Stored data
- - - - -

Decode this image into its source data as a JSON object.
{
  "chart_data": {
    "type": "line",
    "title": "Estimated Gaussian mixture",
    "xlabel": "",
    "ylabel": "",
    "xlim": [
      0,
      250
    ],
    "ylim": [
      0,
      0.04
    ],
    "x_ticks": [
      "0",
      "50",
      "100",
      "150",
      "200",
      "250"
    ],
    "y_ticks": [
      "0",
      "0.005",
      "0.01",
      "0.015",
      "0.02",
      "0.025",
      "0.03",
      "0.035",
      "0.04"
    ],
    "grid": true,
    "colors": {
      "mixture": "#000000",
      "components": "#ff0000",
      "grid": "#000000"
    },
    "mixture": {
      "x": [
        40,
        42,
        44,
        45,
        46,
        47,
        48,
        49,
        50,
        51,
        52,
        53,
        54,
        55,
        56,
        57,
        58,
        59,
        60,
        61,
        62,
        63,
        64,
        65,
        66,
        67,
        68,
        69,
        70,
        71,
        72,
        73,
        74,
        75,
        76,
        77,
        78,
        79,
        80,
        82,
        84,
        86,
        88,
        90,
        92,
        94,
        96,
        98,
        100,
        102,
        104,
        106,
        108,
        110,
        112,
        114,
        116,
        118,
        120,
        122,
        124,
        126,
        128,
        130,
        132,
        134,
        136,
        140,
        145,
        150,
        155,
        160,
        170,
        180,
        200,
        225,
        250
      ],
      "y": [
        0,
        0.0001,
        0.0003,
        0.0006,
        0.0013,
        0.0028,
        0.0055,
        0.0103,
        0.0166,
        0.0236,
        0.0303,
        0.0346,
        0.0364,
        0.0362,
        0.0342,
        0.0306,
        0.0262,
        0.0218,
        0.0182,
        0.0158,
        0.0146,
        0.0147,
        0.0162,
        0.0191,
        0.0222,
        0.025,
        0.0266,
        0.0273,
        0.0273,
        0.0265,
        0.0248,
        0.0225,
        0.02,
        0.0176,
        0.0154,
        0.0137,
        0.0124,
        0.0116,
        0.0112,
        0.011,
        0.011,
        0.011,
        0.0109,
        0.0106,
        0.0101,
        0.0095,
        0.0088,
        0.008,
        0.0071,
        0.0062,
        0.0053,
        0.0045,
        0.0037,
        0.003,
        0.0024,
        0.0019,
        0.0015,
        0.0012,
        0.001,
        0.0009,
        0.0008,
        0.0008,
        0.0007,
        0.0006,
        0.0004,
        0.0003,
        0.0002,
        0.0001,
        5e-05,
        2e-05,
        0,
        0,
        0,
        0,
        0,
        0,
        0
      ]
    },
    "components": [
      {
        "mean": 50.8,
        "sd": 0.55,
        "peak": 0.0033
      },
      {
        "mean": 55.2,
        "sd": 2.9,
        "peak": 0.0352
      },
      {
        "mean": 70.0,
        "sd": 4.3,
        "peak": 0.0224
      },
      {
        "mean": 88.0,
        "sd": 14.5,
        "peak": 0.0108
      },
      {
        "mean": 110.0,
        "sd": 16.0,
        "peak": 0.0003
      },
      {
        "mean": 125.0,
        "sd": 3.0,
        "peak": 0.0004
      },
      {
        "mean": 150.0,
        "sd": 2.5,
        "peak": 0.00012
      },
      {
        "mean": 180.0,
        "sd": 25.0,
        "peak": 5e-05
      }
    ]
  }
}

- - - - -

Every entry in the listing must be retyped exactly.

Decode this image into its source data as a JSON object.
{
  "chart_data": {
    "type": "line",
    "title": "Estimated Gaussian mixture",
    "xlabel": "",
    "ylabel": "",
    "xlim": [
      0,
      250
    ],
    "ylim": [
      0,
      0.04
    ],
    "x_ticks": [
      "0",
      "50",
      "100",
      "150",
      "200",
      "250"
    ],
    "y_ticks": [
      "0",
      "0.005",
      "0.01",
      "0.015",
      "0.02",
      "0.025",
      "0.03",
      "0.035",
      "0.04"
    ],
    "grid": true,
    "colors": {
      "mixture": "#000000",
      "components": "#ff0000",
      "grid": "#000000"
    },
    "mixture": {
      "x": [
        40,
        42,
        44,
        45,
        46,
        47,
        48,
        49,
        50,
        51,
        52,
        53,
        54,
        55,
        56,
        57,
        58,
        59,
        60,
        61,
        62,
        63,
        64,
        65,
        66,
        67,
        68,
        69,
        70,
        71,
        72,
        73,
        74,
        75,
        76,
        77,
        78,
        79,
        80,
        82,
        84,
        86,
        88,
        90,
        92,
        94,
        96,
        98,
        100,
        102,
        104,
        106,
        108,
        110,
        112,
        114,
        116,
        118,
        120,
        122,
        124,
        126,
        128,
        130,
        132,
        134,
        136,
        140,
        145,
        150,
        155,
        160,
        170,
        180,
        200,
        225,
        250
      ],
      "y": [
        0,
        0.0001,
        0.0003,
        0.0006,
        0.0013,
        0.0028,
        0.0055,
        0.0103,
        0.0166,
        0.0236,
        0.0303,
        0.0346,
        0.0364,
        0.0362,
        0.0342,
        0.0306,
        0.0262,
        0.0218,
        0.0182,
        0.0158,
        0.0146,
        0.0147,
        0.0162,
        0.0191,
        0.0222,
        0.025,
        0.0266,
        0.0273,
        0.0273,
        0.0265,
        0.0248,
        0.0225,
        0.02,
        0.0176,
        0.0154,
        0.0137,
        0.0124,
        0.0116,
        0.0112,
        0.011,
        0.011,
        0.011,
        0.0109,
        0.0106,
        0.0101,
        0.0095,
        0.0088,
        0.008,
        0.0071,
        0.0062,
        0.0053,
        0.0045,
        0.0037,
        0.003,
        0.0024,
        0.0019,
        0.0015,
        0.0012,
        0.001,
        0.0009,
        0.0008,
        0.0008,
        0.0007,
        0.0006,
        0.0004,
        0.0003,
        0.0002,
        0.0001,
        5e-05,
        2e-05,
        0,
        0,
        0,
        0,
        0,
        0,
        0
      ]
    },
    "components": [
      {
        "mean": 50.8,
        "sd": 0.55,
        "peak": 0.0033
      },
      {
        "mean": 55.2,
        "sd": 2.9,
        "peak": 0.0352
      },
      {
        "mean": 70.0,
        "sd": 4.3,
        "peak": 0.0224
      },
      {
        "mean": 88.0,
        "sd": 14.5,
        "peak": 0.0108
      },
      {
        "mean": 110.0,
        "sd": 16.0,
        "peak": 0.0003
      },
      {
        "mean": 125.0,
        "sd": 3.0,
        "peak": 0.0004
      },
      {
        "mean": 150.0,
        "sd": 2.5,
        "peak": 0.00012
      },
      {
        "mean": 180.0,
        "sd": 25.0,
        "peak": 5e-05
      }
    ]
  }
}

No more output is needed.